▶ [Text passage]
George Atwood


Quick Info

Born
October 1745
Westminster, London, England
Died
11 July 1807
Westminster, London, England

Summary
George Atwood was an English mathematician best known for his invention of a low-friction pulley system.

Biography

George Atwood's parents were Isabella Sells of Inglesham, Wiltshire, and Thomas Atwood who was the curate of the parish of St Clement Danes, Westminster, where George was baptized on 15 October (the exact date of his birth is unknown). George was the eldest of his parents sons and he had two younger brothers James and Thomas. He was educated at Westminster School which he entered as a king's scholar in 1759. His brother James later entered the same school. In his final year at the school in 1764 George was captain of the school. He then entered Trinity College Cambridge on 5 June 1765 as a pensioner, meaning that he did not have a scholarship and paid for his own keep in College. He was elected to a scholarship on 2 May of the following year, graduating as third Wrangler (ranked third among the First Class students) in the mathematical Tripos of 1769 and was first Smith's prizeman in the same year. He became a Fellow of Trinity College in October 1770 and taught there also becoming a tutor in 1773. On 13 June 1776 he was elected a Fellow of the Royal Society.

Atwood was a very popular lecturer at Cambridge, giving many demonstrations in his lectures. He published details of his lecture course with descriptions of his demonstrations in 1776 [2]:-
He demonstrated elementary mechanics and hydrostatics with pulleys, pendulums, and air-pumps, as well as electricity, magnetism, and optics, including Leonhard Euler's principles of achromatic lenses. He also taught astronomy, mentioning recent surveys of the earth's density by the mathematician Charles Hutton and the astronomer royal Nevil Maskelyne, plus Maskelyne's favoured lunar method for longitude.
William Pitt, British prime minister (1783-1801, 1804-06), was one of the many students who attended Atwood's popular lectures and later, when Pitt had achieved high office, he employed Atwood in the Treasury. However this was still some way into the future when Atwood gave up his position as tutor at Cambridge in 1779 and tried unsuccessfully to obtain a position with the board of longitude. As part of his bid to obtain a position as secretary with the board he sent the details of his Cambridge courses to Sir Joseph Banks, president of the Royal Society. In the summer of 1781 Atwood sent the Royal Society details of his applications of geometry to the problems of correcting sightings through sextant mirrors. This work was, as he pointed out to Banks, in line with his belief in the application of mathematical techniques to problems in the physical science.

▶ [Challenge 1]
Edit the records, beginning at the line that has "title-line-2: FROM THE" and stopping after the line that has "conditions-paragraph: Damage from", with "warranty" changed to "guarantee". Return only those lines.
The George Atwood biography and the records are independent of each other.

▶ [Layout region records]
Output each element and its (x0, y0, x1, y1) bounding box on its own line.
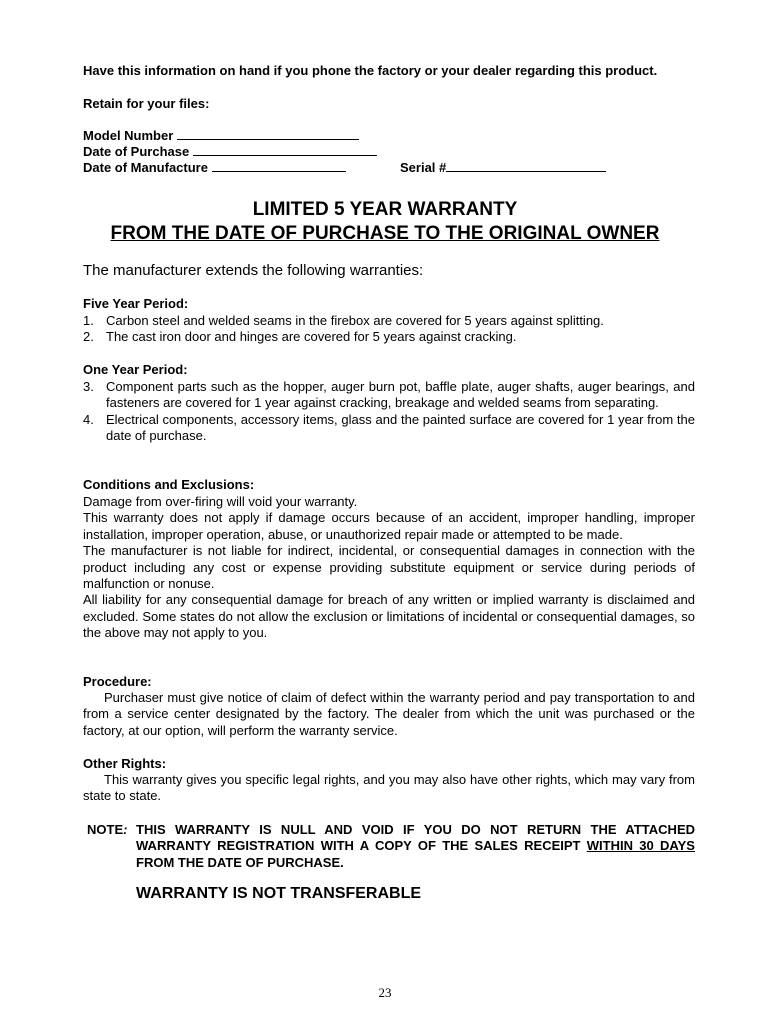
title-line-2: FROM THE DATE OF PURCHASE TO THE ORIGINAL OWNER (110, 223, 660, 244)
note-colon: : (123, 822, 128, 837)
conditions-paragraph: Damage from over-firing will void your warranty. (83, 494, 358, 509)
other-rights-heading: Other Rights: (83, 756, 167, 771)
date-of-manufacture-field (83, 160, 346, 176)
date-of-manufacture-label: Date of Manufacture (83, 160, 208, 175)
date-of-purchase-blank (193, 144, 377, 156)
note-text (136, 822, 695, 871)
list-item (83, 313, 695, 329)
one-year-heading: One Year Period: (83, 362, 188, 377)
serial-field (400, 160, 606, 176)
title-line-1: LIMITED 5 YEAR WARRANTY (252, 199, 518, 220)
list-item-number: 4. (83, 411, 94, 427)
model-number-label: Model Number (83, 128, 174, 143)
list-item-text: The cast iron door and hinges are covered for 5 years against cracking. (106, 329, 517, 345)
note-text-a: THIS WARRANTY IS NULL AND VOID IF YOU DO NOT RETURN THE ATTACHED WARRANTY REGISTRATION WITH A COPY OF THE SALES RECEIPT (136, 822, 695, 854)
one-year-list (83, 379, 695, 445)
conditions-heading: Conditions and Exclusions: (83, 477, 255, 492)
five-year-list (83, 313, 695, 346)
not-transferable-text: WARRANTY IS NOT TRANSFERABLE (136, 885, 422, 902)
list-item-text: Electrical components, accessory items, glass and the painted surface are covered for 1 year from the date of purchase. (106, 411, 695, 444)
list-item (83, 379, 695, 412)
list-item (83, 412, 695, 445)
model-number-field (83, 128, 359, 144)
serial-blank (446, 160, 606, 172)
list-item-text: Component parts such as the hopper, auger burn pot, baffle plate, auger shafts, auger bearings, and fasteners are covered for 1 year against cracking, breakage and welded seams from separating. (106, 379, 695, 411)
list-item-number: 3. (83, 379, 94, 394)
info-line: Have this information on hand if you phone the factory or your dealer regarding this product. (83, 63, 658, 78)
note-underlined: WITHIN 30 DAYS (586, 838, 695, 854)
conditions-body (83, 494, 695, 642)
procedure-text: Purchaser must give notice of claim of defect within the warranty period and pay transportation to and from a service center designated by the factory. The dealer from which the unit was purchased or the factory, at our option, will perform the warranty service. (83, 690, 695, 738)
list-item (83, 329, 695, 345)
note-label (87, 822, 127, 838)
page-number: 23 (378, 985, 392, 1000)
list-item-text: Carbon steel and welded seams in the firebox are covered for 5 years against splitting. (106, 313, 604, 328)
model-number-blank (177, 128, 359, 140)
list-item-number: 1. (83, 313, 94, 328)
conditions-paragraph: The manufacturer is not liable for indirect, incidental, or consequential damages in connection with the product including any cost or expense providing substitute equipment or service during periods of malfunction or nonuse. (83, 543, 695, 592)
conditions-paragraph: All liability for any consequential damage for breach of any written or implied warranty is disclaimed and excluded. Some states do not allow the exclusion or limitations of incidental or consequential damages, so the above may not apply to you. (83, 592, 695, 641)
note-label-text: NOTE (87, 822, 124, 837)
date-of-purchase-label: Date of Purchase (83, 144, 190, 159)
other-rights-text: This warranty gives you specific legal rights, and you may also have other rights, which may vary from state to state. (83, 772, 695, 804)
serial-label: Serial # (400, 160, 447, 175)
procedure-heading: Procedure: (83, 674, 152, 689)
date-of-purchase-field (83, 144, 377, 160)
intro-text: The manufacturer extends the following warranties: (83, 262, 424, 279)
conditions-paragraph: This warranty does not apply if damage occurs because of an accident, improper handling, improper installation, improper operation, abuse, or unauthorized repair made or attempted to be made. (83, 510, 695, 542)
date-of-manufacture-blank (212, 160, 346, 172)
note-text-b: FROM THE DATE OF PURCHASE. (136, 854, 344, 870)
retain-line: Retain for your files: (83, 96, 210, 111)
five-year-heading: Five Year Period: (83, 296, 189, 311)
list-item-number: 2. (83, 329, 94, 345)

▶ [Challenge 2]
According to the George Atwood biography, why did Atwood send the details of his Cambridge courses to Sir Joseph Banks?

▶ [Correct response 1]
title-line-2: FROM THE DATE OF PURCHASE TO THE ORIGINAL OWNER (110, 223, 660, 244)
note-colon: : (123, 822, 128, 837)
conditions-paragraph: Damage from over-firing will void your guarantee. (83, 494, 358, 509)

▶ [Correct response 2]
Atwood sent them to Banks as part of his bid to obtain a position as secretary with the board of longitude. He had given up his position as tutor at Cambridge in 1779.